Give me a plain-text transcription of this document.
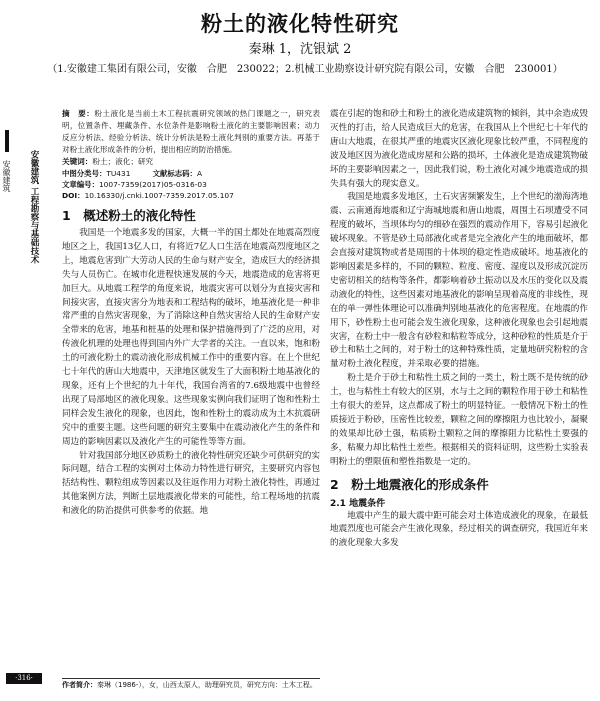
安徽建筑 安徽建筑 工程勘察与基础技术
粉土的液化特性研究
秦琳 1，沈银斌 2
（1.安徽建工集团有限公司，安徽　合肥　230022；2.机械工业勘察设计研究院有限公司，安徽　合肥　230001）

摘　要：粉土液化是当前土木工程抗震研究领域的热门课题之一，研究表明，位置条件、埋藏条件、水位条件是影响粉土液化的主要影响因素；动力反应分析法、经验分析法、统计分析法是粉土液化判别的重要方法。再基于对粉土液化形成条件的分析，提出相应的防治措施。

关键词：粉土；液化；研究

中图分类号：TU431　　　	文献标志码：A

文章编号：1007-7359(2017)05-0316-03

DOI：10.16330/j.cnki.1007-7359.2017.05.107

1　概述粉土的液化特性

我国是一个地震多发的国家，大概一半的国土都处在地震高烈度地区之上，我国13亿人口，有将近7亿人口生活在地震高烈度地区之上，地震危害到广大劳动人民的生命与财产安全，造成巨大的经济损失与人员伤亡。在城市化进程快速发展的今天，地震造成的危害将更加巨大。从地震工程学的角度来说，地震灾害可以划分为直接灾害和间接灾害，直接灾害分为地表和工程结构的破坏，地基液化是一种非常严重的自然灾害现象，为了消除这种自然灾害给人民的生命财产安全带来的危害，地基和桩基的处理和保护措施得到了广泛的应用，对传液化机理的处理也得到国内外广大学者的关注。一直以来，饱和粉土的可液化粉土的震动液化形成机械工作中的重要内容。在上个世纪七十年代的唐山大地震中，天津地区就发生了大面积粉土地基液化的现象，还有上个世纪的九十年代，我国台湾省的7.6级地震中也曾经出现了局部地区的液化现象。这些现象实例向我们证明了饱和性粉土同样会发生液化的现象，也因此，饱和性粉土的震动成为土木抗震研究中的重要主题。这些问题的研究主要集中在震动液化产生的条件和周边的影响因素以及液化产生的可能性等等方面。

针对我国部分地区砂质粉土的液化特性研究还缺少可供研究的实际问题，结合工程的实例对土体动力特性进行研究，主要研究内容包括结构性、颗粒组成等因素以及往返作用力对粉土液化特性，再通过其他案例方法，判断土层地震液化带来的可能性，给工程场地的抗震和液化的防治提供可供参考的依据。地

震在引起的饱和砂土和粉土的液化造成建筑物的倾斜，其中余造成毁灭性的打击，给人民造成巨大的危害，在我国从上个世纪七十年代的唐山大地震，在很其严重的地震灾区液化现象比较严重，不同程度的波及地区因为液化造成房屋和公路的损坏，土体液化是造成建筑物破坏的主要影响因素之一，因此我们说，粉土液化对减少地震造成的损失具有强大的现实意义。

我国是地震多发地区，土石灾害频繁发生，上个世纪的渤海湾地震、云南通海地震和辽宁海城地震和唐山地震，周围土石坝遭受不同程度的破坏，当坝体均匀的细砂在强烈的震动作用下，容易引起液化破坏现象。不管是砂土局部液化或者是完全液化产生的地面破坏，都会直接对建筑物或者是周围的十体坝的稳定性造成破坏。地基液化的影响因素是多样的，不同的颗粒、粒度、密度、湿度以及形成沉淀历史密切相关的结构等条件，都影响着砂土振动以及水压的变化以及震动液化的特性，这些因素对地基液化的影响呈现着高度的非线性，现在的单一弹性体理论可以准确判别地基液化的危害程度。在地震的作用下，砂性粉土也可能会发生液化现象，这种液化现象也会引起地震灾害，在粉土中一般含有砂粒和粘粒等成分，这种砂粒的性质是介于砂土和粘土之间的，对于粉土的这种特殊性质，定量地研究粉粒的含量对粉土液化程度，并采取必要的措施。

粉土是介于砂土和粘性土质之间的一类土，粉土既不是传统的砂土，也与粘性土有较大的区别，水与土之间的颗粒作用于砂土和粘性土有很大的差异，这点都成了粉土的明显特征。一般情况下粉土的性质接近于粉砂，压密性比较差，颗粒之间的摩擦阻力也比较小，凝聚的效果却比砂土强，粘质粉土颗粒之间的摩擦阻力比粘性土要强的多，粘聚力却比粘性土差些。根据相关的资料证明，这些粉土实验表明粉土的塑限值和塑性指数是一定的。

2　粉土地震液化的形成条件
2.1 地震条件

地震中产生的最大震中距可能会对土体造成液化的现象，在最低地震烈度也可能会产生液化现象，经过相关的调查研究，我国近年来的液化现象大多发

·316·
作者简介：秦琳（1986-），女，山西太原人，助理研究员，研究方向：土木工程。
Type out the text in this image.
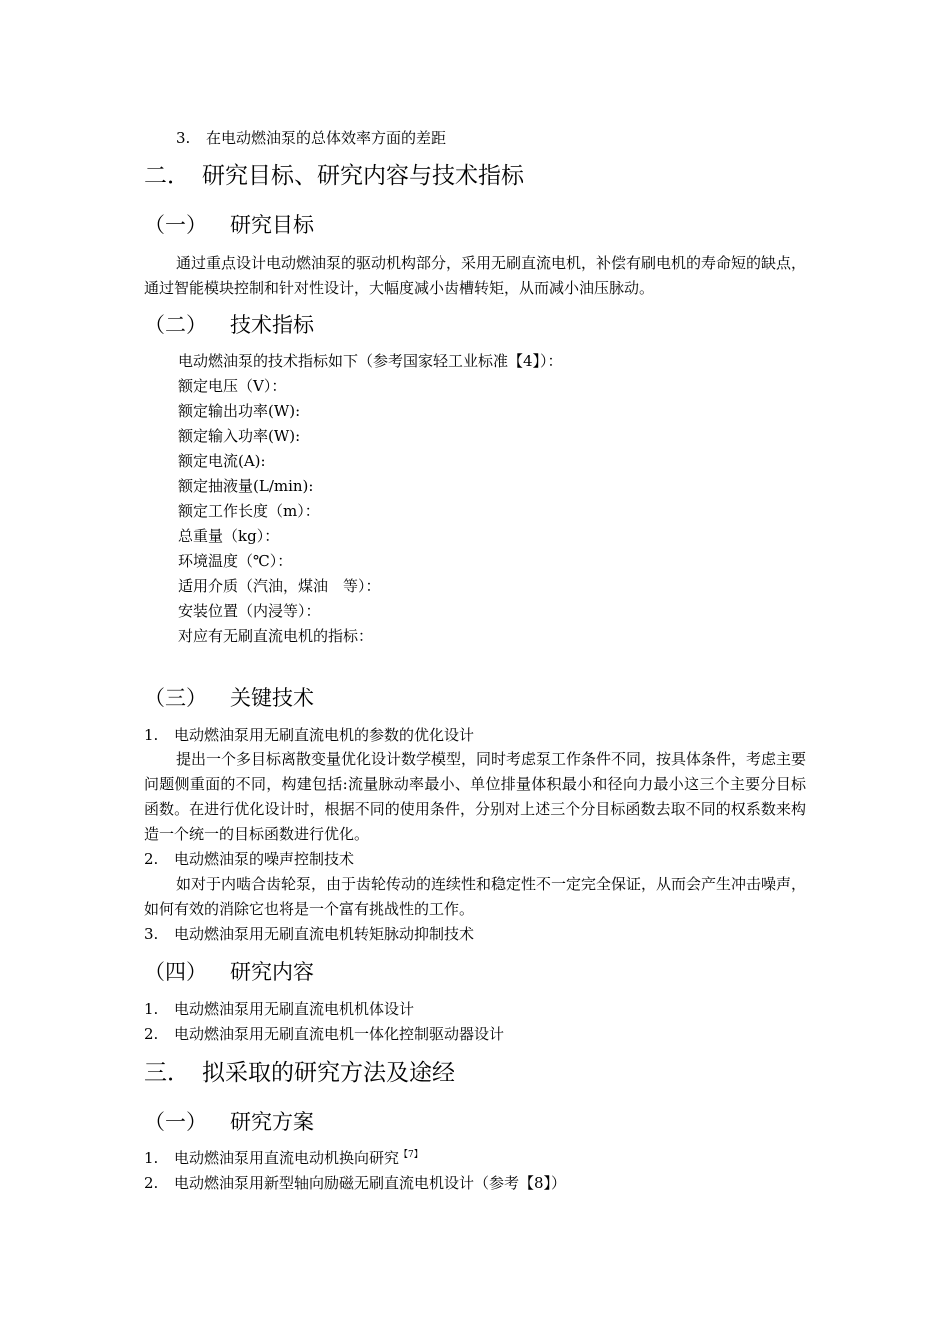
3. 在电动燃油泵的总体效率方面的差距
二． 研究目标、研究内容与技术指标
（一） 研究目标
通过重点设计电动燃油泵的驱动机构部分，采用无刷直流电机，补偿有刷电机的寿命短的缺点，通过智能模块控制和针对性设计，大幅度减小齿槽转矩，从而减小油压脉动。
（二） 技术指标
电动燃油泵的技术指标如下（参考国家轻工业标准【4】）：
额定电压（V）：
额定输出功率(W):
额定输入功率(W):
额定电流(A):
额定抽液量(L/min):
额定工作长度（m）：
总重量（kg）：
环境温度（℃）：
适用介质（汽油，煤油　等）：
安装位置（内浸等）：
对应有无刷直流电机的指标：
（三） 关键技术
1. 电动燃油泵用无刷直流电机的参数的优化设计
提出一个多目标离散变量优化设计数学模型，同时考虑泵工作条件不同，按具体条件，考虑主要问题侧重面的不同，构建包括:流量脉动率最小、单位排量体积最小和径向力最小这三个主要分目标函数。在进行优化设计时，根据不同的使用条件，分别对上述三个分目标函数去取不同的权系数来构造一个统一的目标函数进行优化。
2. 电动燃油泵的噪声控制技术
如对于内啮合齿轮泵，由于齿轮传动的连续性和稳定性不一定完全保证，从而会产生冲击噪声，如何有效的消除它也将是一个富有挑战性的工作。
3. 电动燃油泵用无刷直流电机转矩脉动抑制技术
（四） 研究内容
1. 电动燃油泵用无刷直流电机机体设计
2. 电动燃油泵用无刷直流电机一体化控制驱动器设计
三． 拟采取的研究方法及途经
（一） 研究方案
1. 电动燃油泵用直流电动机换向研究$^{【7】}$
2. 电动燃油泵用新型轴向励磁无刷直流电机设计（参考【8】）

Description of the task
Repeat each record exactly as shown above, dropping all images.

Task answer
Give me a plain-text transcription of this document.
安徽建筑 安徽建筑 工程勘察与基础技术
粉土的液化特性研究
秦琳 1，沈银斌 2
（1.安徽建工集团有限公司，安徽　合肥　230022；2.机械工业勘察设计研究院有限公司，安徽　合肥　230001）

摘　要：粉土液化是当前土木工程抗震研究领域的热门课题之一，研究表明，位置条件、埋藏条件、水位条件是影响粉土液化的主要影响因素；动力反应分析法、经验分析法、统计分析法是粉土液化判别的重要方法。再基于对粉土液化形成条件的分析，提出相应的防治措施。

关键词：粉土；液化；研究

中图分类号：TU431　　　	文献标志码：A

文章编号：1007-7359(2017)05-0316-03

DOI：10.16330/j.cnki.1007-7359.2017.05.107

1　概述粉土的液化特性

我国是一个地震多发的国家，大概一半的国土都处在地震高烈度地区之上，我国13亿人口，有将近7亿人口生活在地震高烈度地区之上，地震危害到广大劳动人民的生命与财产安全，造成巨大的经济损失与人员伤亡。在城市化进程快速发展的今天，地震造成的危害将更加巨大。从地震工程学的角度来说，地震灾害可以划分为直接灾害和间接灾害，直接灾害分为地表和工程结构的破坏，地基液化是一种非常严重的自然灾害现象，为了消除这种自然灾害给人民的生命财产安全带来的危害，地基和桩基的处理和保护措施得到了广泛的应用，对传液化机理的处理也得到国内外广大学者的关注。一直以来，饱和粉土的可液化粉土的震动液化形成机械工作中的重要内容。在上个世纪七十年代的唐山大地震中，天津地区就发生了大面积粉土地基液化的现象，还有上个世纪的九十年代，我国台湾省的7.6级地震中也曾经出现了局部地区的液化现象。这些现象实例向我们证明了饱和性粉土同样会发生液化的现象，也因此，饱和性粉土的震动成为土木抗震研究中的重要主题。这些问题的研究主要集中在震动液化产生的条件和周边的影响因素以及液化产生的可能性等等方面。

针对我国部分地区砂质粉土的液化特性研究还缺少可供研究的实际问题，结合工程的实例对土体动力特性进行研究，主要研究内容包括结构性、颗粒组成等因素以及往返作用力对粉土液化特性，再通过其他案例方法，判断土层地震液化带来的可能性，给工程场地的抗震和液化的防治提供可供参考的依据。地

震在引起的饱和砂土和粉土的液化造成建筑物的倾斜，其中余造成毁灭性的打击，给人民造成巨大的危害，在我国从上个世纪七十年代的唐山大地震，在很其严重的地震灾区液化现象比较严重，不同程度的波及地区因为液化造成房屋和公路的损坏，土体液化是造成建筑物破坏的主要影响因素之一，因此我们说，粉土液化对减少地震造成的损失具有强大的现实意义。

我国是地震多发地区，土石灾害频繁发生，上个世纪的渤海湾地震、云南通海地震和辽宁海城地震和唐山地震，周围土石坝遭受不同程度的破坏，当坝体均匀的细砂在强烈的震动作用下，容易引起液化破坏现象。不管是砂土局部液化或者是完全液化产生的地面破坏，都会直接对建筑物或者是周围的十体坝的稳定性造成破坏。地基液化的影响因素是多样的，不同的颗粒、粒度、密度、湿度以及形成沉淀历史密切相关的结构等条件，都影响着砂土振动以及水压的变化以及震动液化的特性，这些因素对地基液化的影响呈现着高度的非线性，现在的单一弹性体理论可以准确判别地基液化的危害程度。在地震的作用下，砂性粉土也可能会发生液化现象，这种液化现象也会引起地震灾害，在粉土中一般含有砂粒和粘粒等成分，这种砂粒的性质是介于砂土和粘土之间的，对于粉土的这种特殊性质，定量地研究粉粒的含量对粉土液化程度，并采取必要的措施。

粉土是介于砂土和粘性土质之间的一类土，粉土既不是传统的砂土，也与粘性土有较大的区别，水与土之间的颗粒作用于砂土和粘性土有很大的差异，这点都成了粉土的明显特征。一般情况下粉土的性质接近于粉砂，压密性比较差，颗粒之间的摩擦阻力也比较小，凝聚的效果却比砂土强，粘质粉土颗粒之间的摩擦阻力比粘性土要强的多，粘聚力却比粘性土差些。根据相关的资料证明，这些粉土实验表明粉土的塑限值和塑性指数是一定的。

2　粉土地震液化的形成条件
2.1 地震条件

地震中产生的最大震中距可能会对土体造成液化的现象，在最低地震烈度也可能会产生液化现象，经过相关的调查研究，我国近年来的液化现象大多发

·316·
作者简介：秦琳（1986-），女，山西太原人，助理研究员，研究方向：土木工程。
Type out the text in this image.
3. 在电动燃油泵的总体效率方面的差距
二． 研究目标、研究内容与技术指标
（一） 研究目标
通过重点设计电动燃油泵的驱动机构部分，采用无刷直流电机，补偿有刷电机的寿命短的缺点，通过智能模块控制和针对性设计，大幅度减小齿槽转矩，从而减小油压脉动。
（二） 技术指标
电动燃油泵的技术指标如下（参考国家轻工业标准【4】）：
额定电压（V）：
额定输出功率(W):
额定输入功率(W):
额定电流(A):
额定抽液量(L/min):
额定工作长度（m）：
总重量（kg）：
环境温度（℃）：
适用介质（汽油，煤油　等）：
安装位置（内浸等）：
对应有无刷直流电机的指标：
（三） 关键技术
1. 电动燃油泵用无刷直流电机的参数的优化设计
提出一个多目标离散变量优化设计数学模型，同时考虑泵工作条件不同，按具体条件，考虑主要问题侧重面的不同，构建包括:流量脉动率最小、单位排量体积最小和径向力最小这三个主要分目标函数。在进行优化设计时，根据不同的使用条件，分别对上述三个分目标函数去取不同的权系数来构造一个统一的目标函数进行优化。
2. 电动燃油泵的噪声控制技术
如对于内啮合齿轮泵，由于齿轮传动的连续性和稳定性不一定完全保证，从而会产生冲击噪声，如何有效的消除它也将是一个富有挑战性的工作。
3. 电动燃油泵用无刷直流电机转矩脉动抑制技术
（四） 研究内容
1. 电动燃油泵用无刷直流电机机体设计
2. 电动燃油泵用无刷直流电机一体化控制驱动器设计
三． 拟采取的研究方法及途经
（一） 研究方案
1. 电动燃油泵用直流电动机换向研究$^{【7】}$
2. 电动燃油泵用新型轴向励磁无刷直流电机设计（参考【8】）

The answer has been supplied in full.